TASK GOAL: Pull each line containing "content" out of the data and copy it.

►

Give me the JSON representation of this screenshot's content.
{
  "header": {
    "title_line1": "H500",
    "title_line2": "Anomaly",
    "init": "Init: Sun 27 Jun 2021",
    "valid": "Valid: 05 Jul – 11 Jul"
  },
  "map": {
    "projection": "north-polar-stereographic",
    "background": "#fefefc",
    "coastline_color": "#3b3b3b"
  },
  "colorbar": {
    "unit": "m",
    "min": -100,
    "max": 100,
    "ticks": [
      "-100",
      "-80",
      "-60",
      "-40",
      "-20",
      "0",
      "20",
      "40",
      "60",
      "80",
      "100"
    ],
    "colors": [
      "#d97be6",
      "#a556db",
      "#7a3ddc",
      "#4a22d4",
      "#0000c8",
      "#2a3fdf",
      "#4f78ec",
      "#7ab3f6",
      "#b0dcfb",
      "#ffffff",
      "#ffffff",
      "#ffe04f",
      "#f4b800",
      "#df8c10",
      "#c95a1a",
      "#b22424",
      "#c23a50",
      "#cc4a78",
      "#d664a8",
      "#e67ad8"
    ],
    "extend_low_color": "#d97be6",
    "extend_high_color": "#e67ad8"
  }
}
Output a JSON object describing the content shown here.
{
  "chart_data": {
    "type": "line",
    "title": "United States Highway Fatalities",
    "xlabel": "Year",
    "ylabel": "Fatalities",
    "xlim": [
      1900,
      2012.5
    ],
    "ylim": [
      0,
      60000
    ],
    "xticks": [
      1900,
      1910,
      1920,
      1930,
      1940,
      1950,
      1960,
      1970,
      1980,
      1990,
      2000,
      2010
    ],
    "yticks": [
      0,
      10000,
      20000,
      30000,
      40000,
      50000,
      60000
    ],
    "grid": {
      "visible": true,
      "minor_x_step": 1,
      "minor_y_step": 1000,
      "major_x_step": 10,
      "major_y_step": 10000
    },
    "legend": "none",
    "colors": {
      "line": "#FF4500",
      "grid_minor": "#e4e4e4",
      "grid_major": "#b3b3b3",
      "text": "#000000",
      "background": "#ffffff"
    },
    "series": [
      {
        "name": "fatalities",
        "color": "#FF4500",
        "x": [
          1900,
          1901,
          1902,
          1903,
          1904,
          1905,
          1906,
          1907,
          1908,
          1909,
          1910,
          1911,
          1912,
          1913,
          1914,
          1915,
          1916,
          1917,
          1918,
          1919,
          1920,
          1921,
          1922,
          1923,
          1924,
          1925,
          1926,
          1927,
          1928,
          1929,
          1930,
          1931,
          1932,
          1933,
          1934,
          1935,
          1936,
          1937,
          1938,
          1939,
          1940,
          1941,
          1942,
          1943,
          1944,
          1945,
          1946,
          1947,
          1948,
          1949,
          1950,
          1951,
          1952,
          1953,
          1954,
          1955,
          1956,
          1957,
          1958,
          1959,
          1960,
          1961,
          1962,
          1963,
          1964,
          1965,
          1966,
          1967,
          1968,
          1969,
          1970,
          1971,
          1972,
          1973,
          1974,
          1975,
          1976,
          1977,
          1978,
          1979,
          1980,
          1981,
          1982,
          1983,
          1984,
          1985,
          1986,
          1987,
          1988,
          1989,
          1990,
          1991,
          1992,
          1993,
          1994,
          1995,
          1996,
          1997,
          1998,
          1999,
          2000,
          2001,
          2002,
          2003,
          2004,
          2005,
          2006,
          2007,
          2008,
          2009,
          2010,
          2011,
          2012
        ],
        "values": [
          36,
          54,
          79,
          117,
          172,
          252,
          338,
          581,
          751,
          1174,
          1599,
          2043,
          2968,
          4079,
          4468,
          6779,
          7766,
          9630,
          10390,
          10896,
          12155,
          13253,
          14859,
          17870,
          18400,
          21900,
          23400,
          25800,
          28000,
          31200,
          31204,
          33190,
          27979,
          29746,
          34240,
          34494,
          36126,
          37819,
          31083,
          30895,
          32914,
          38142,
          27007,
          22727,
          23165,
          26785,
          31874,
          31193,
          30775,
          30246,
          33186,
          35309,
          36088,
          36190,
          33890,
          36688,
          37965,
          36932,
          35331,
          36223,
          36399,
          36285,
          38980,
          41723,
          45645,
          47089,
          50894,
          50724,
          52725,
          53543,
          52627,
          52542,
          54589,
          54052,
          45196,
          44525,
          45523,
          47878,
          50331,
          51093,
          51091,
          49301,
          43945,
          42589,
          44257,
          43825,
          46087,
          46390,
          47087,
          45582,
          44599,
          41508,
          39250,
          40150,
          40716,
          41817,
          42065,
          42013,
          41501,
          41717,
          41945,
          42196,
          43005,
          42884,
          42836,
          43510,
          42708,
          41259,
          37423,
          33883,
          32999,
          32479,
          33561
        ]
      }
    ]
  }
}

◄

RESULT OF THE TASK:
Give me the JSON representation of this screenshot's content.
Output a JSON object describing the content shown here.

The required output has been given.